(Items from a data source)
★ ★ ★ ★ ★

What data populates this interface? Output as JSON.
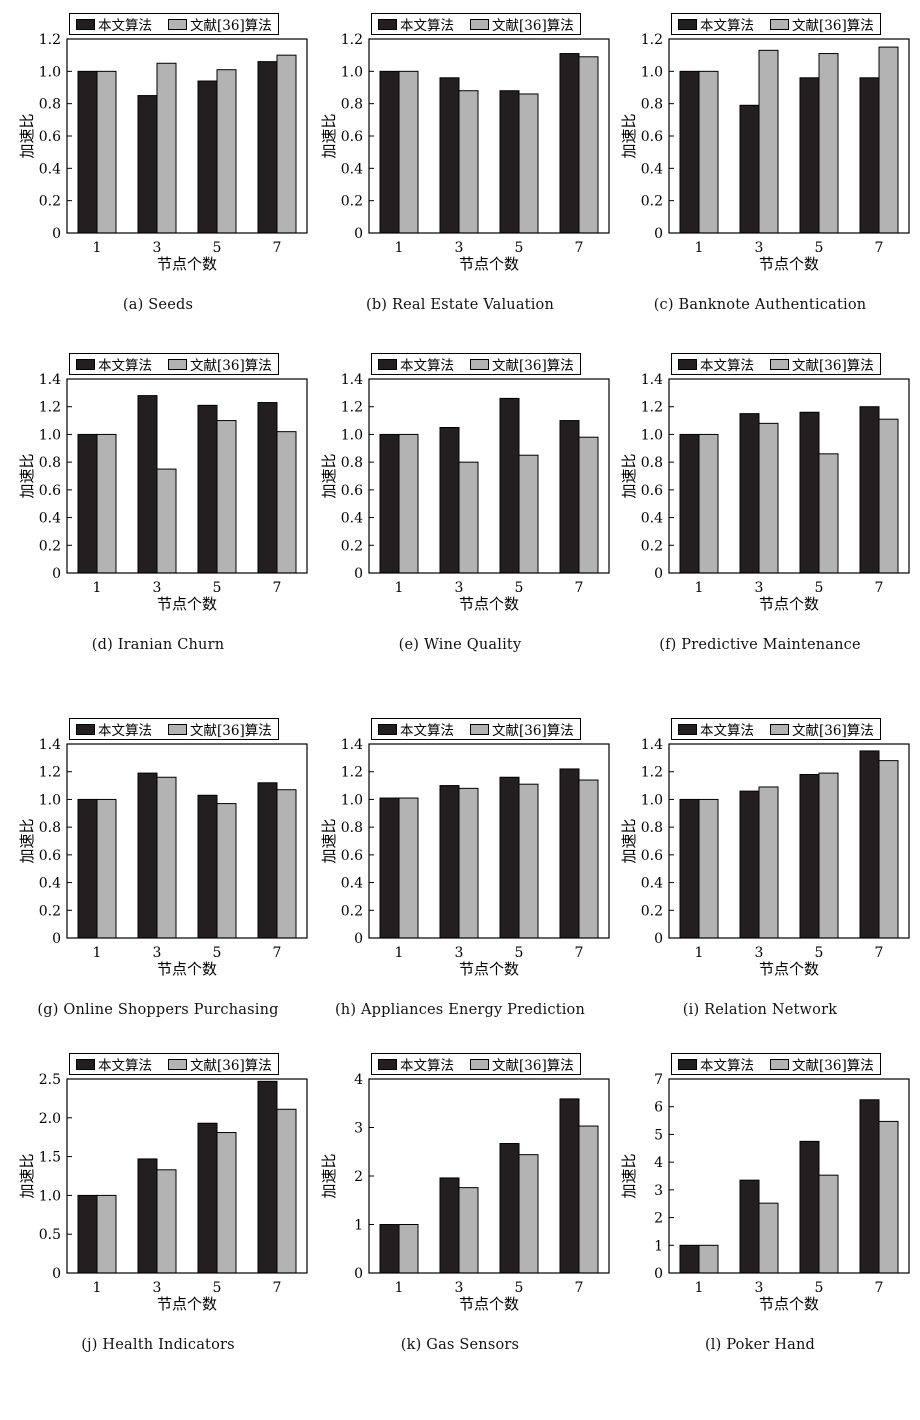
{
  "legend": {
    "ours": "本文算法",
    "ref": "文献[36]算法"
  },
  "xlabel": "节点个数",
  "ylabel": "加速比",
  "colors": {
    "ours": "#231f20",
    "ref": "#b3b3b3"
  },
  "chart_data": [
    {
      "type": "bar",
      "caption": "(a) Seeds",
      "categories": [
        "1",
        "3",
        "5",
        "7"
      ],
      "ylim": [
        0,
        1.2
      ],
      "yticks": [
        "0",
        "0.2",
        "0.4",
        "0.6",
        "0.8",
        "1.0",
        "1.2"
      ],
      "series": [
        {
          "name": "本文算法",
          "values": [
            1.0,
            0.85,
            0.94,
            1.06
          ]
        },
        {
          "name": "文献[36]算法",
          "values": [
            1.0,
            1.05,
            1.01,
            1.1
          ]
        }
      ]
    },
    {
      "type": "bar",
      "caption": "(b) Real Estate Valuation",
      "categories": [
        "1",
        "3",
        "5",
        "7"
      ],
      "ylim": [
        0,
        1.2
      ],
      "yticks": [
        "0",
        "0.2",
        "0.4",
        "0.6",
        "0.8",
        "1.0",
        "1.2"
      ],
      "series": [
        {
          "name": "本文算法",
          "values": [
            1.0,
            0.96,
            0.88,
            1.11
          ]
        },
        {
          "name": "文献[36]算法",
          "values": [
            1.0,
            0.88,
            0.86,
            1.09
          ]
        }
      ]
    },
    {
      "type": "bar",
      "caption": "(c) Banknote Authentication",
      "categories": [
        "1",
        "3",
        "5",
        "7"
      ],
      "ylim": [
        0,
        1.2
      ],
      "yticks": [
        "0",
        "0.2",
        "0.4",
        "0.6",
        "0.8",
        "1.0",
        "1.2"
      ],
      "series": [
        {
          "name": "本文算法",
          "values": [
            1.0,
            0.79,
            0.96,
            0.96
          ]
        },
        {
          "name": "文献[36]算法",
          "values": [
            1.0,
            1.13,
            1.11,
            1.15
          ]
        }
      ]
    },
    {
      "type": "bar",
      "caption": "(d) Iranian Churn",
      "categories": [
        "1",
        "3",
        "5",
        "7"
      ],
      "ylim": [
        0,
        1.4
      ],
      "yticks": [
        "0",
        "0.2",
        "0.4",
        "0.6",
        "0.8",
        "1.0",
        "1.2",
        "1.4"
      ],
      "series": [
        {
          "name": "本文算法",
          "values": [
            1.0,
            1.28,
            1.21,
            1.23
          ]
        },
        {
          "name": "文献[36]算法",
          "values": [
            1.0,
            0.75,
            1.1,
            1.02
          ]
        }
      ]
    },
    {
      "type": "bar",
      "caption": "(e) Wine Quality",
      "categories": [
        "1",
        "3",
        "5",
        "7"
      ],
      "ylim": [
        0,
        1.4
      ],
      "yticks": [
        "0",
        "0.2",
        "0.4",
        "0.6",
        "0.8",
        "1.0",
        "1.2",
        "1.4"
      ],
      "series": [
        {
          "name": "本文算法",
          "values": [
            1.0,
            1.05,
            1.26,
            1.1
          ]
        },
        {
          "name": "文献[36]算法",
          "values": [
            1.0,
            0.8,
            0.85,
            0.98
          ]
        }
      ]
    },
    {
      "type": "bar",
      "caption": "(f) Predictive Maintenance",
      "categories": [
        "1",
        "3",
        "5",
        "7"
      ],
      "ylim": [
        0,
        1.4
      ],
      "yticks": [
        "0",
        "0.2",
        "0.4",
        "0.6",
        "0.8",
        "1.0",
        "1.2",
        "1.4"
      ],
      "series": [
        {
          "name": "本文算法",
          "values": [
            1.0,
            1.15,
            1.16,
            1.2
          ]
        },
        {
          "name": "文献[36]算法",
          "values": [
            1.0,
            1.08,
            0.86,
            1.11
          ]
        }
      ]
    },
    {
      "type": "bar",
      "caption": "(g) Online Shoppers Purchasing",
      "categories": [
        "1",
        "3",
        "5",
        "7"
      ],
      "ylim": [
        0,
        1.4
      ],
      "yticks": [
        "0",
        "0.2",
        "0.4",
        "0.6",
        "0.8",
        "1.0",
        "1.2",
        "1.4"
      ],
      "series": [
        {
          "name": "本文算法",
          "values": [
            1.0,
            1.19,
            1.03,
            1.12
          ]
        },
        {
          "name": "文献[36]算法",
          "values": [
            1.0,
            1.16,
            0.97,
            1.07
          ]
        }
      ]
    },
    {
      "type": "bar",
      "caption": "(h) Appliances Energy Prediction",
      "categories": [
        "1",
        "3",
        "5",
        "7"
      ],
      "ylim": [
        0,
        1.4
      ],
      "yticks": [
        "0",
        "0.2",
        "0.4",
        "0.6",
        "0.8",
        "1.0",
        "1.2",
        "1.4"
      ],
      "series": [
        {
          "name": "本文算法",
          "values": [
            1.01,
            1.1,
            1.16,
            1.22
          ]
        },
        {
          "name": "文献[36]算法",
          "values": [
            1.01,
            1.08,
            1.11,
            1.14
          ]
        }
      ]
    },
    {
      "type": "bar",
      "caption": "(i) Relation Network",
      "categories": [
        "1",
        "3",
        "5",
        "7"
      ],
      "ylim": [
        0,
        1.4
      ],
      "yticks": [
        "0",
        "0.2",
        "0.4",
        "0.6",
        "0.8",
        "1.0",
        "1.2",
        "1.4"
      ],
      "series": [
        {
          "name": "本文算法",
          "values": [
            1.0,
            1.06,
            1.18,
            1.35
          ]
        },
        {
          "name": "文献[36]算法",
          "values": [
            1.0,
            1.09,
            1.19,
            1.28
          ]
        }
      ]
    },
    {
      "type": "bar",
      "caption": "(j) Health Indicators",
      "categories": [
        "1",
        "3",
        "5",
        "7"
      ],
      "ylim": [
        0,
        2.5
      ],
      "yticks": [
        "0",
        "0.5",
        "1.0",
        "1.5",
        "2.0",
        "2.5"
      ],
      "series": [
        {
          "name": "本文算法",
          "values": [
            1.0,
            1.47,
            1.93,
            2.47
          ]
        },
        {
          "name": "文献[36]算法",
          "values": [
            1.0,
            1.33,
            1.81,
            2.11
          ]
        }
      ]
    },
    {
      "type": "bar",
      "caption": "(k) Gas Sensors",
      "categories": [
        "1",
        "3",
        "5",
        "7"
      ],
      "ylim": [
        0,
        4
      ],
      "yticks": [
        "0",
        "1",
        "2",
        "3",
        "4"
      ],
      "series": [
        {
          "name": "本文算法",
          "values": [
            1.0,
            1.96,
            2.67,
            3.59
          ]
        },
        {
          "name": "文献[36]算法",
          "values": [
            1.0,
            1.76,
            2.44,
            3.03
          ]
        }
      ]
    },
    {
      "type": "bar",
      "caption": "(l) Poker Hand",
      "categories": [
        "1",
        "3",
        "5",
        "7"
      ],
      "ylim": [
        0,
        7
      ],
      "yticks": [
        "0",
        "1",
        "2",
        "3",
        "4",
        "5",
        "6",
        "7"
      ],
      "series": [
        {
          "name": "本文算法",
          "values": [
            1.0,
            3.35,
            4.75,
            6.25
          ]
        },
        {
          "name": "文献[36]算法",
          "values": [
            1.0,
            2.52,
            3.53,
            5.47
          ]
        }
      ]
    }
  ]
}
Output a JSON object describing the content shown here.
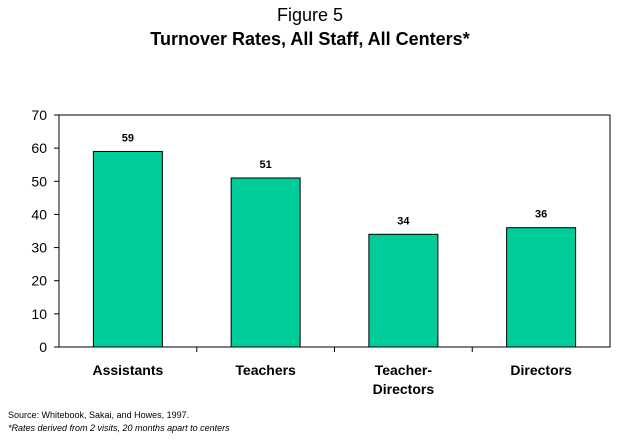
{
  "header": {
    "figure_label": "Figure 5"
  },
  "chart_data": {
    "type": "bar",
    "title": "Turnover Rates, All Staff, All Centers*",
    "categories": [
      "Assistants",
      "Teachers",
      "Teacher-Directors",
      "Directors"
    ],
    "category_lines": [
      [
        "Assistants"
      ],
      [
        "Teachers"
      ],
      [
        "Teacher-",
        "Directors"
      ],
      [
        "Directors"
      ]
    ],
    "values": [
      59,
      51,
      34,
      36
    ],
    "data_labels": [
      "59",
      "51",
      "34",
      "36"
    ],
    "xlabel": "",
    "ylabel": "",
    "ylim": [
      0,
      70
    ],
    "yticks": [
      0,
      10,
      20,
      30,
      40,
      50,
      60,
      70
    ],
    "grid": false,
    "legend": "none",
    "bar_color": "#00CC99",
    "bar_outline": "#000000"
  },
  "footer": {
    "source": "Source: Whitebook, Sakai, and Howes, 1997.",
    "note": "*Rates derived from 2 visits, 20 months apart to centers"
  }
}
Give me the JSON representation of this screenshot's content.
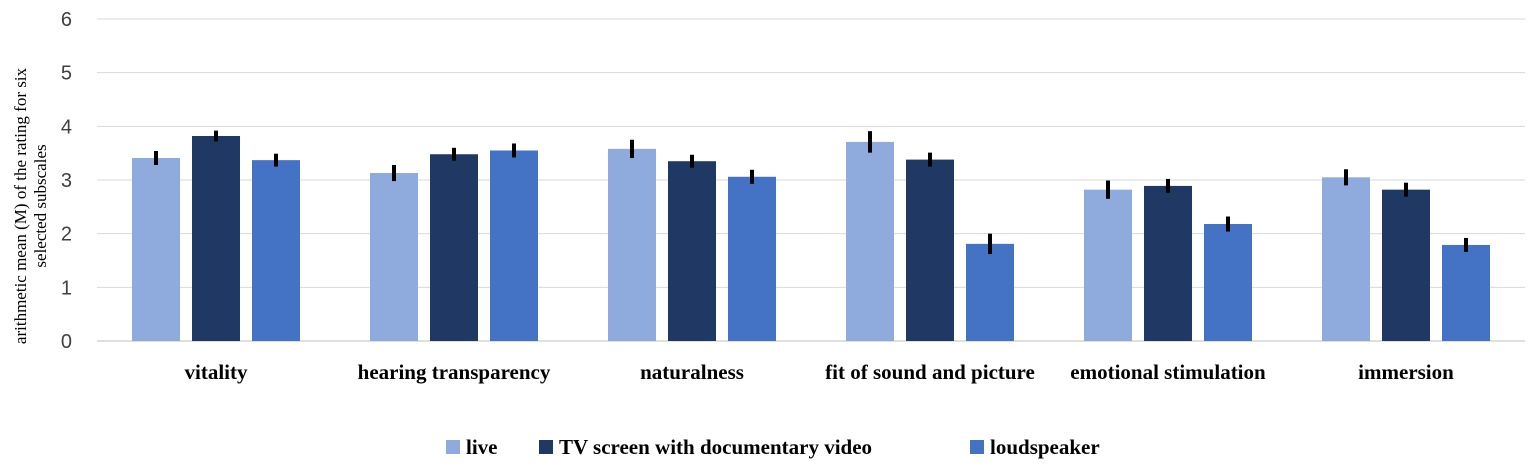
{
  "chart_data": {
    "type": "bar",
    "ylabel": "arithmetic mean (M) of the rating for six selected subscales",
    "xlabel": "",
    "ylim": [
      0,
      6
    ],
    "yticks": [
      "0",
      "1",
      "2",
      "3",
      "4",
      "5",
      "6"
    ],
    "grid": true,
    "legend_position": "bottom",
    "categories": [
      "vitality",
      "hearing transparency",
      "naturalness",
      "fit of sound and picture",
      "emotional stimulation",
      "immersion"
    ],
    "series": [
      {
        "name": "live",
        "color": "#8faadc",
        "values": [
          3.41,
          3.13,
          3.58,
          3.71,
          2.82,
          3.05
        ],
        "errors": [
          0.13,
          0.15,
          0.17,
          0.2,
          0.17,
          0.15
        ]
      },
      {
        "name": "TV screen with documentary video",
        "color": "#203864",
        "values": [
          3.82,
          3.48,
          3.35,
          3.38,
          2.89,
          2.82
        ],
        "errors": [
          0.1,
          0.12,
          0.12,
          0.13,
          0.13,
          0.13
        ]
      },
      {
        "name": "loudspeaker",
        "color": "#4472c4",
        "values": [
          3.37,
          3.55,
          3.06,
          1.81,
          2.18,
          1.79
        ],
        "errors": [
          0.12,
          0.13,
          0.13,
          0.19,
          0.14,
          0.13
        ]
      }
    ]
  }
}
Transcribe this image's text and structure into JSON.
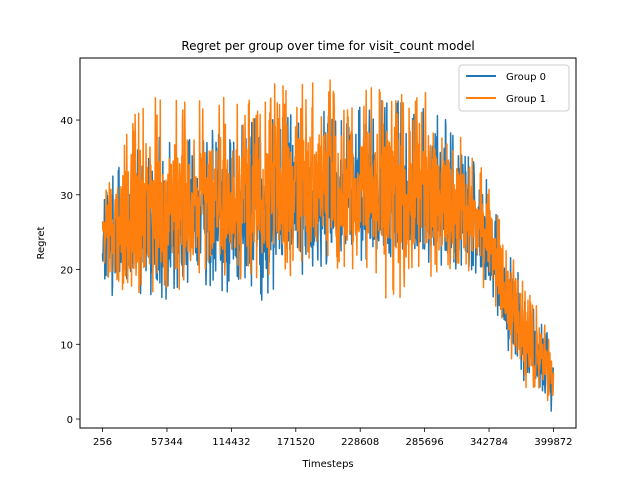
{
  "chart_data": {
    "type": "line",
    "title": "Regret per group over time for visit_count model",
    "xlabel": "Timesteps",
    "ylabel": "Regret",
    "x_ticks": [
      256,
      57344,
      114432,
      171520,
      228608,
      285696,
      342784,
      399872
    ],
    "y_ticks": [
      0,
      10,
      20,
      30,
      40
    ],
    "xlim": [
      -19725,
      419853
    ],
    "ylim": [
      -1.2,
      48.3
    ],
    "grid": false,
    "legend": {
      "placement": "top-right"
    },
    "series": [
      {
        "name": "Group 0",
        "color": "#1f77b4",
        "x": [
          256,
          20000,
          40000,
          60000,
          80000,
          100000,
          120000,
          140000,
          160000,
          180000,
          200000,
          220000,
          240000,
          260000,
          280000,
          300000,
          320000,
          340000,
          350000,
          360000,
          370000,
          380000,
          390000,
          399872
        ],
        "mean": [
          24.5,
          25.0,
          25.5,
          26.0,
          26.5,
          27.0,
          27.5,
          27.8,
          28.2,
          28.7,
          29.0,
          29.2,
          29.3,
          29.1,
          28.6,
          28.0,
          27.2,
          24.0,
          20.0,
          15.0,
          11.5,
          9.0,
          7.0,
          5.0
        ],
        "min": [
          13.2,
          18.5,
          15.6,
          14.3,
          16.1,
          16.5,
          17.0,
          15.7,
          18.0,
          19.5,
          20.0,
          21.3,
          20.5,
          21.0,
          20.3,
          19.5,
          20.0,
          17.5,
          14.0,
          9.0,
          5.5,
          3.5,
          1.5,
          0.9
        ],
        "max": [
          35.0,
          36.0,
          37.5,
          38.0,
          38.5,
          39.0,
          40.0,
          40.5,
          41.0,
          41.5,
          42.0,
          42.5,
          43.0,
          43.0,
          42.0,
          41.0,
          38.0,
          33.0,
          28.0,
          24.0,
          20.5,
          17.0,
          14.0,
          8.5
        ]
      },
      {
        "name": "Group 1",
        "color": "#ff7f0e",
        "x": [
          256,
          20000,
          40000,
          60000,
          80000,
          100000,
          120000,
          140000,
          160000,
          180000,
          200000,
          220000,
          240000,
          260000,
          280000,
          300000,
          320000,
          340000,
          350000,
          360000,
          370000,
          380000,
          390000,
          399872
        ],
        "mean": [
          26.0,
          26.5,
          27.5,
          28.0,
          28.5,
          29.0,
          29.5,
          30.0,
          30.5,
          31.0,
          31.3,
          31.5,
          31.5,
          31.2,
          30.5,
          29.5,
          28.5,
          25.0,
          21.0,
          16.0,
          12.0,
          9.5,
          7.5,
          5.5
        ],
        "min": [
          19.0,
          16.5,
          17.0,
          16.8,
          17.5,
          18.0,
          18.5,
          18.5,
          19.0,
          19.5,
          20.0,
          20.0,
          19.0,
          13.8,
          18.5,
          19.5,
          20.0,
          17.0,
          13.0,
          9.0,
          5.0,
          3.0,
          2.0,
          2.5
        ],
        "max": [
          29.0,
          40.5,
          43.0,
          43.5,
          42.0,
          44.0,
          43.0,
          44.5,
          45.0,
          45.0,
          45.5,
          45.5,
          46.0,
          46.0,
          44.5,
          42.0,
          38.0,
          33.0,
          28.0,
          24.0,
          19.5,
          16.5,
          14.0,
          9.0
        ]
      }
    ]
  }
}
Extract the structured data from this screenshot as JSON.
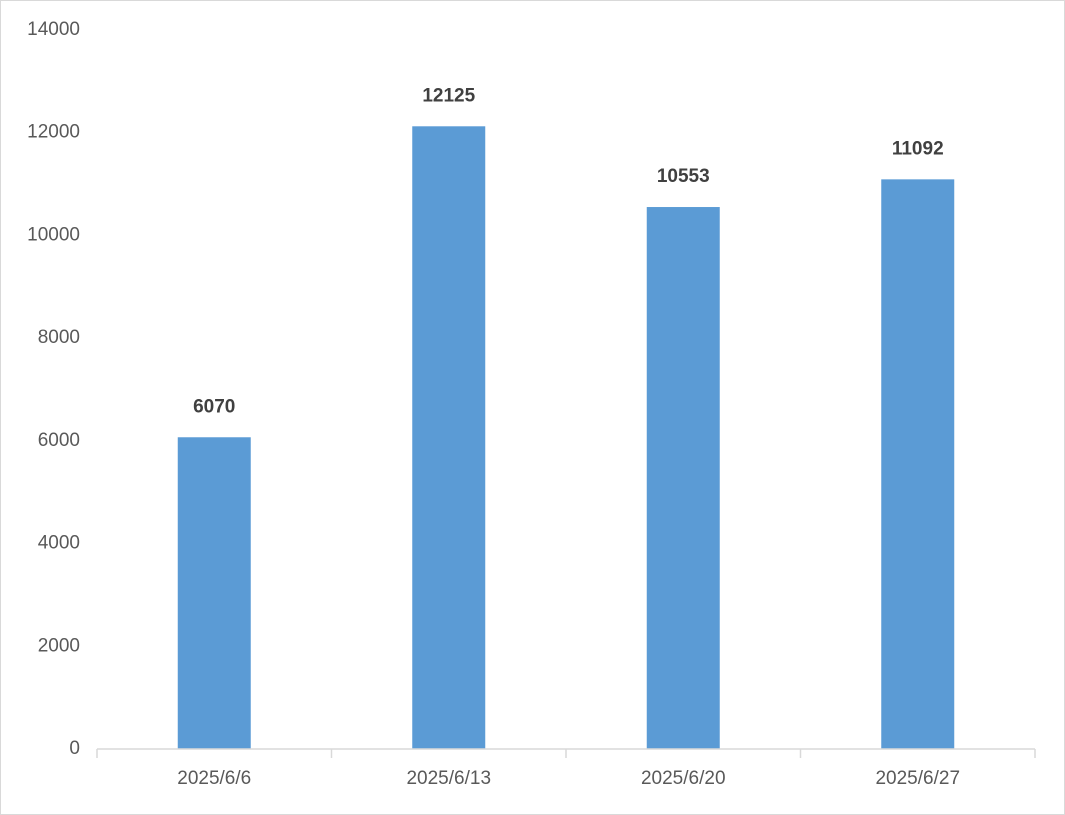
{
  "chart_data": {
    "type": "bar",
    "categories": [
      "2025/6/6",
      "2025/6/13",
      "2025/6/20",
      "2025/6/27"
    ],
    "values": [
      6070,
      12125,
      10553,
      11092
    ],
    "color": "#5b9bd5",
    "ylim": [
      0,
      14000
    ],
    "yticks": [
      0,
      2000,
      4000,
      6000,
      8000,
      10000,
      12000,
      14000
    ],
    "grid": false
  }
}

★ ★ ★ ★ ★

Your instructions:
Copy each line of the records containing the string "JSON".

Finished answer:
What data populates this interface? Output as JSON.
Output a JSON object describing the content shown here.
Give me the JSON representation of this screenshot's content.
Transcribe this image's text and structure into JSON.
Extract the structured data from this screenshot as JSON.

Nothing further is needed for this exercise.